• _Instruction_:
Copy every line in the records below that contains the word "watch".

Start of Input

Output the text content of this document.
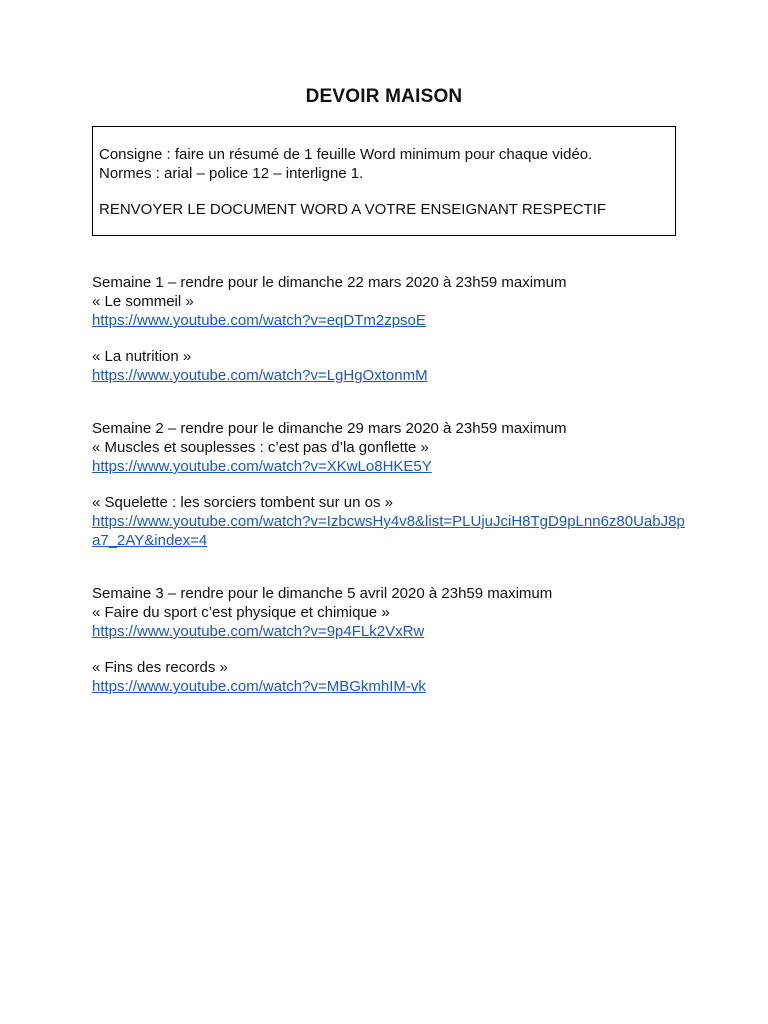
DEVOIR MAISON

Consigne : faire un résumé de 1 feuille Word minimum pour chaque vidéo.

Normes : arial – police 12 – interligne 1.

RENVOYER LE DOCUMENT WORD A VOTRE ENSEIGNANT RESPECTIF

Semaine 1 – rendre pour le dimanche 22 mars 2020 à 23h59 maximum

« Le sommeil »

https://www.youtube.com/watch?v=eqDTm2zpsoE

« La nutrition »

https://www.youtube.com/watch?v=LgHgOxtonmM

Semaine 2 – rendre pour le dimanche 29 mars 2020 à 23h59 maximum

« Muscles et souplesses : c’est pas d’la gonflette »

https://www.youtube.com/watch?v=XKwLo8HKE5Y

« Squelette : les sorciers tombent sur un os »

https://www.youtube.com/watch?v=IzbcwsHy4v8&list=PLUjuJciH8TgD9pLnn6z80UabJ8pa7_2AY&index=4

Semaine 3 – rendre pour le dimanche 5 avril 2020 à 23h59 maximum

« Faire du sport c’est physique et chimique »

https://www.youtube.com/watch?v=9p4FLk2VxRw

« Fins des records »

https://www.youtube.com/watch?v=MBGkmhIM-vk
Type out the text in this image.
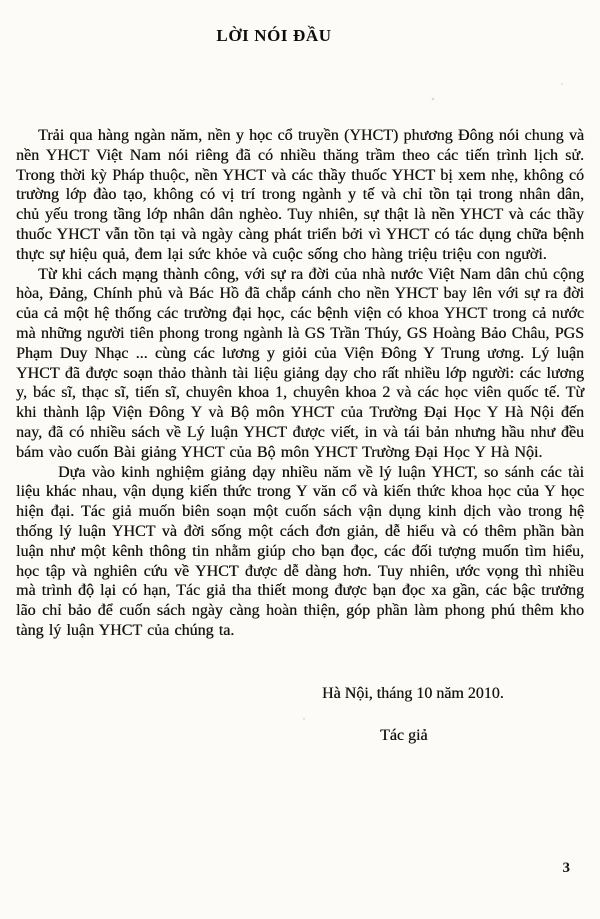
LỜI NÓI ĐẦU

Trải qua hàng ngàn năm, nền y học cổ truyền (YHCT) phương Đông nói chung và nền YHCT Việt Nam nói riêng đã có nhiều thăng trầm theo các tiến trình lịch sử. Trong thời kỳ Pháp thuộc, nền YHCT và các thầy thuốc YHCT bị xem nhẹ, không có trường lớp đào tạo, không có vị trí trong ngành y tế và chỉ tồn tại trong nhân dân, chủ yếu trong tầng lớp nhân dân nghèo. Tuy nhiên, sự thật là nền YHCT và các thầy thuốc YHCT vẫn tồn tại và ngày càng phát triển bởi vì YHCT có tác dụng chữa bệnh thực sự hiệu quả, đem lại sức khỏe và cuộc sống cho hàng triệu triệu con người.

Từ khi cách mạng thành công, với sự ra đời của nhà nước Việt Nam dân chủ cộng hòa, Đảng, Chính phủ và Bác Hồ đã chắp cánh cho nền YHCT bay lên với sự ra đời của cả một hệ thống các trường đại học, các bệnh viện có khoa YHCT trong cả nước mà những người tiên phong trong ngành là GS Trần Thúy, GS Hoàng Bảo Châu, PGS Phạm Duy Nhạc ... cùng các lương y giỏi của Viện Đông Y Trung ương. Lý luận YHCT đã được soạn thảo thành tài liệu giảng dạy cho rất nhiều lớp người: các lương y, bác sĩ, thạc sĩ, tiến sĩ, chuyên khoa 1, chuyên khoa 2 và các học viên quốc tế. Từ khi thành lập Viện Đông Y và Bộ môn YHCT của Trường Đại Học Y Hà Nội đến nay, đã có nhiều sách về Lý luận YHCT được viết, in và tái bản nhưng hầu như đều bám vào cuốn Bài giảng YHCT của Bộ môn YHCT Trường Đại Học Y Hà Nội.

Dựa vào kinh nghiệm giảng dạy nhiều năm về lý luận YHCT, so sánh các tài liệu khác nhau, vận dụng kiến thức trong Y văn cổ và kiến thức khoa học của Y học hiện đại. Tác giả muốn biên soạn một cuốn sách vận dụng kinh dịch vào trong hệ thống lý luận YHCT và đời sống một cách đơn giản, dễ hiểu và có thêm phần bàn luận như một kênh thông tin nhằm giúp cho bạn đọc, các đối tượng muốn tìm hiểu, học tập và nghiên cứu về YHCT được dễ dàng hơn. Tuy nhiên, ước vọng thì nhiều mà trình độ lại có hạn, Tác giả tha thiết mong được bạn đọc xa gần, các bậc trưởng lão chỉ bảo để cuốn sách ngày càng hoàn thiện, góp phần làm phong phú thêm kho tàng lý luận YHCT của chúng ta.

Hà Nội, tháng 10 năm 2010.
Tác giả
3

End of Input
Start of Input

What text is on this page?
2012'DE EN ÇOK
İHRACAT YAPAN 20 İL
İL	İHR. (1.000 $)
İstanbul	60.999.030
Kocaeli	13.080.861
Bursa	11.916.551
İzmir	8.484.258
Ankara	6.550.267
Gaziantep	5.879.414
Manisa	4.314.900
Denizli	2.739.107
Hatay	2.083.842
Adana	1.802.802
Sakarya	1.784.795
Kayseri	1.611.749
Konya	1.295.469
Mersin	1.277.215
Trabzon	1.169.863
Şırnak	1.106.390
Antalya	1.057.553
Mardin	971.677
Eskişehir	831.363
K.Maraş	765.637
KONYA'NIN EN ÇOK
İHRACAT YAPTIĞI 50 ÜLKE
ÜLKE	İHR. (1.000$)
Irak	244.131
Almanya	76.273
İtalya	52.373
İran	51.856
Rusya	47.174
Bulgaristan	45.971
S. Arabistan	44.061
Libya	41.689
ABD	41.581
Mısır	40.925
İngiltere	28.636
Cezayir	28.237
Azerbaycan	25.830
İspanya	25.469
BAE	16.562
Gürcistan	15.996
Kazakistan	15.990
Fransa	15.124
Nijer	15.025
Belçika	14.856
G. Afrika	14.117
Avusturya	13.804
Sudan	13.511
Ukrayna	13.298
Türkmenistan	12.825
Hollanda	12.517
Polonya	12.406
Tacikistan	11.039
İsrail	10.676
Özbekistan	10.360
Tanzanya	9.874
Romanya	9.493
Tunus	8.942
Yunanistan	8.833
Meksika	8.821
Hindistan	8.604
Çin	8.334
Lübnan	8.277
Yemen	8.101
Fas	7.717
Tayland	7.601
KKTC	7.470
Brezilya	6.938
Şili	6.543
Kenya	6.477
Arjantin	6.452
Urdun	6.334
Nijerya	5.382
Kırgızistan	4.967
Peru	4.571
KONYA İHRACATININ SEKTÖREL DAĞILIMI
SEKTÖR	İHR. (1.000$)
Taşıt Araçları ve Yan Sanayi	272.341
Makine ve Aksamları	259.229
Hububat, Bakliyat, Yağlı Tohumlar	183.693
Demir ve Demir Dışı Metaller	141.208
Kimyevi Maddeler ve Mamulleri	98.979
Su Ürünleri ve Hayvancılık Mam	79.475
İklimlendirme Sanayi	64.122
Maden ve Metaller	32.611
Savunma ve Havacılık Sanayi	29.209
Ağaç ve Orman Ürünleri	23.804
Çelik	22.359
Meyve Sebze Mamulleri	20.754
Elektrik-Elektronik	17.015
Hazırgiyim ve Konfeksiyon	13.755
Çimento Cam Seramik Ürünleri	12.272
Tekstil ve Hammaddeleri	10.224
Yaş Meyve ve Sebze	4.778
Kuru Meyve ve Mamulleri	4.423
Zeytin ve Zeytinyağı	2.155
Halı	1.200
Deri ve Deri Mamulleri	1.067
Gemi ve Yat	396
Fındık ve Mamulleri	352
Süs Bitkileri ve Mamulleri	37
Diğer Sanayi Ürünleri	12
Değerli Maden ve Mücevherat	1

End of Input

• _Exercise solution_:
https://www.youtube.com/watch?v=eqDTm2zpsoE
https://www.youtube.com/watch?v=LgHgOxtonmM
https://www.youtube.com/watch?v=XKwLo8HKE5Y
https://www.youtube.com/watch?v=IzbcwsHy4v8&list=PLUjuJciH8TgD9pLnn6z80UabJ8pa7_2AY&index=4
https://www.youtube.com/watch?v=9p4FLk2VxRw
https://www.youtube.com/watch?v=MBGkmhIM-vk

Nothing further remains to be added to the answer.